— start DATA FOR THE TASK —
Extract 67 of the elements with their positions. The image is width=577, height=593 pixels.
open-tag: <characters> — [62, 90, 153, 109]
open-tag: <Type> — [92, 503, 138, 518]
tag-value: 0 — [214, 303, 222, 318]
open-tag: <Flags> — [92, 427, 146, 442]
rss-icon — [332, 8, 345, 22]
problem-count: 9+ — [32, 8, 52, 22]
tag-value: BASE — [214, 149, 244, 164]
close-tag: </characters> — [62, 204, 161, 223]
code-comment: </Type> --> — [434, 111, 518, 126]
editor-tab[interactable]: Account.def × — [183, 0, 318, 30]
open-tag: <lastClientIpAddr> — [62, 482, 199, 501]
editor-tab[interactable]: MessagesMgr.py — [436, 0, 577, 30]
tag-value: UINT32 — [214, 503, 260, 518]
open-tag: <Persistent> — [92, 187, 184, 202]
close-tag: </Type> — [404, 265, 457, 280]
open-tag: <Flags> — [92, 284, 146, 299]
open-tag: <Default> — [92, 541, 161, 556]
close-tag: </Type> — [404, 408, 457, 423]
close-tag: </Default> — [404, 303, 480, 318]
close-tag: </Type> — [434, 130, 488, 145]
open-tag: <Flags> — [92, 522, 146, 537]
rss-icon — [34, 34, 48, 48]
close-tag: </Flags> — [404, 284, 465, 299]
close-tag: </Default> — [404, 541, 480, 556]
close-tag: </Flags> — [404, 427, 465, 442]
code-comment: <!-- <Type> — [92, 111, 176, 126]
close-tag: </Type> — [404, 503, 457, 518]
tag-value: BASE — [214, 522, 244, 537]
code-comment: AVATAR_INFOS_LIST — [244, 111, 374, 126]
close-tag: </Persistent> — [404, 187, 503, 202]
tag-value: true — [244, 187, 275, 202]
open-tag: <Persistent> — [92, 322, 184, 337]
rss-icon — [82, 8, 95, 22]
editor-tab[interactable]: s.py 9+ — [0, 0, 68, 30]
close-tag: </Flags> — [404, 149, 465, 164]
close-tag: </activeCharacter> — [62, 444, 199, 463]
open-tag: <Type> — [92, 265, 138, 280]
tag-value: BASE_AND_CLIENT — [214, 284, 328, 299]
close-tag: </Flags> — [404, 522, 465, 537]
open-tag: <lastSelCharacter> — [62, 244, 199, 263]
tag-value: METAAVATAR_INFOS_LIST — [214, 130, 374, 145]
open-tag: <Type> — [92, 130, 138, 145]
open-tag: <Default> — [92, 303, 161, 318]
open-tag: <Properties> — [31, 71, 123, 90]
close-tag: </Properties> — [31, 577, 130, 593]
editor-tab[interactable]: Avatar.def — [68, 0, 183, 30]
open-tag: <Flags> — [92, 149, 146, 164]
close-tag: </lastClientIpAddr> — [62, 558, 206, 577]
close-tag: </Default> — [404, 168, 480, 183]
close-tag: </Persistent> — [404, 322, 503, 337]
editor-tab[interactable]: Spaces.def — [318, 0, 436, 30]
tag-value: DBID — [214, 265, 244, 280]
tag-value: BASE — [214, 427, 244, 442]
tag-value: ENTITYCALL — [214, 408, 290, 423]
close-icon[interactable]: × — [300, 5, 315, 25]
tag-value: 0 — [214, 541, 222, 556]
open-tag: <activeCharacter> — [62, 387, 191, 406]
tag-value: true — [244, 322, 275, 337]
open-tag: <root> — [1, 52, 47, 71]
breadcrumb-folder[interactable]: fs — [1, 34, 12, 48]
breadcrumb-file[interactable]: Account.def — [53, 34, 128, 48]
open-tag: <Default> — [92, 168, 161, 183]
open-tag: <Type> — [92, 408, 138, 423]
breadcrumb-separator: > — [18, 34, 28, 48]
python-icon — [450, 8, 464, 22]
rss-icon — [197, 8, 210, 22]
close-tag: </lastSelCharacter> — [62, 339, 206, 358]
— end DATA FOR THE TASK —
*GOAL:* Can you turn the rows above into a Markdown table with the columns "No." and "Line", giving each non-blank line its number and its text, with blank lines left out?

*FINAL RESULT:*
| No. | Line |
|---|---|
| 1 | Extract 67 of the elements with their positions. The image is width=577, height=593 pixels. |
| 2 | open-tag: <characters> — [62, 90, 153, 109] |
| 3 | open-tag: <Type> — [92, 503, 138, 518] |
| 4 | tag-value: 0 — [214, 303, 222, 318] |
| 5 | open-tag: <Flags> — [92, 427, 146, 442] |
| 6 | rss-icon — [332, 8, 345, 22] |
| 7 | problem-count: 9+ — [32, 8, 52, 22] |
| 8 | tag-value: BASE — [214, 149, 244, 164] |
| 9 | close-tag: </characters> — [62, 204, 161, 223] |
| 10 | code-comment: </Type> --> — [434, 111, 518, 126] |
| 11 | editor-tab[interactable]: Account.def × — [183, 0, 318, 30] |
| 12 | open-tag: <lastClientIpAddr> — [62, 482, 199, 501] |
| 13 | editor-tab[interactable]: MessagesMgr.py — [436, 0, 577, 30] |
| 14 | tag-value: UINT32 — [214, 503, 260, 518] |
| 15 | open-tag: <Persistent> — [92, 187, 184, 202] |
| 16 | close-tag: </Type> — [404, 265, 457, 280] |
| 17 | open-tag: <Flags> — [92, 284, 146, 299] |
| 18 | open-tag: <Default> — [92, 541, 161, 556] |
| 19 | close-tag: </Type> — [404, 408, 457, 423] |
| 20 | close-tag: </Default> — [404, 303, 480, 318] |
| 21 | close-tag: </Type> — [434, 130, 488, 145] |
| 22 | open-tag: <Flags> — [92, 522, 146, 537] |
| 23 | rss-icon — [34, 34, 48, 48] |
| 24 | close-tag: </Flags> — [404, 284, 465, 299] |
| 25 | close-tag: </Default> — [404, 541, 480, 556] |
| 26 | close-tag: </Flags> — [404, 427, 465, 442] |
| 27 | code-comment: <!-- <Type> — [92, 111, 176, 126] |
| 28 | close-tag: </Type> — [404, 503, 457, 518] |
| 29 | tag-value: BASE — [214, 522, 244, 537] |
| 30 | code-comment: AVATAR_INFOS_LIST — [244, 111, 374, 126] |
| 31 | close-tag: </Persistent> — [404, 187, 503, 202] |
| 32 | tag-value: true — [244, 187, 275, 202] |
| 33 | open-tag: <Persistent> — [92, 322, 184, 337] |
| 34 | rss-icon — [82, 8, 95, 22] |
| 35 | editor-tab[interactable]: s.py 9+ — [0, 0, 68, 30] |
| 36 | close-tag: </Flags> — [404, 149, 465, 164] |
| 37 | close-tag: </activeCharacter> — [62, 444, 199, 463] |
| 38 | open-tag: <Type> — [92, 265, 138, 280] |
| 39 | tag-value: BASE_AND_CLIENT — [214, 284, 328, 299] |
| 40 | close-tag: </Flags> — [404, 522, 465, 537] |
| 41 | open-tag: <lastSelCharacter> — [62, 244, 199, 263] |
| 42 | tag-value: METAAVATAR_INFOS_LIST — [214, 130, 374, 145] |
| 43 | open-tag: <Type> — [92, 130, 138, 145] |
| 44 | open-tag: <Default> — [92, 303, 161, 318] |
| 45 | open-tag: <Properties> — [31, 71, 123, 90] |
| 46 | close-tag: </Properties> — [31, 577, 130, 593] |
| 47 | editor-tab[interactable]: Avatar.def — [68, 0, 183, 30] |
| 48 | open-tag: <Flags> — [92, 149, 146, 164] |
| 49 | close-tag: </lastClientIpAddr> — [62, 558, 206, 577] |
| 50 | close-tag: </Default> — [404, 168, 480, 183] |
| 51 | close-tag: </Persistent> — [404, 322, 503, 337] |
| 52 | editor-tab[interactable]: Spaces.def — [318, 0, 436, 30] |
| 53 | tag-value: DBID — [214, 265, 244, 280] |
| 54 | tag-value: BASE — [214, 427, 244, 442] |
| 55 | tag-value: ENTITYCALL — [214, 408, 290, 423] |
| 56 | close-icon[interactable]: × — [300, 5, 315, 25] |
| 57 | tag-value: 0 — [214, 541, 222, 556] |
| 58 | open-tag: <activeCharacter> — [62, 387, 191, 406] |
| 59 | tag-value: true — [244, 322, 275, 337] |
| 60 | open-tag: <root> — [1, 52, 47, 71] |
| 61 | breadcrumb-folder[interactable]: fs — [1, 34, 12, 48] |
| 62 | breadcrumb-file[interactable]: Account.def — [53, 34, 128, 48] |
| 63 | open-tag: <Default> — [92, 168, 161, 183] |
| 64 | open-tag: <Type> — [92, 408, 138, 423] |
| 65 | breadcrumb-separator: > — [18, 34, 28, 48] |
| 66 | python-icon — [450, 8, 464, 22] |
| 67 | rss-icon — [197, 8, 210, 22] |
| 68 | close-tag: </lastSelCharacter> — [62, 339, 206, 358] |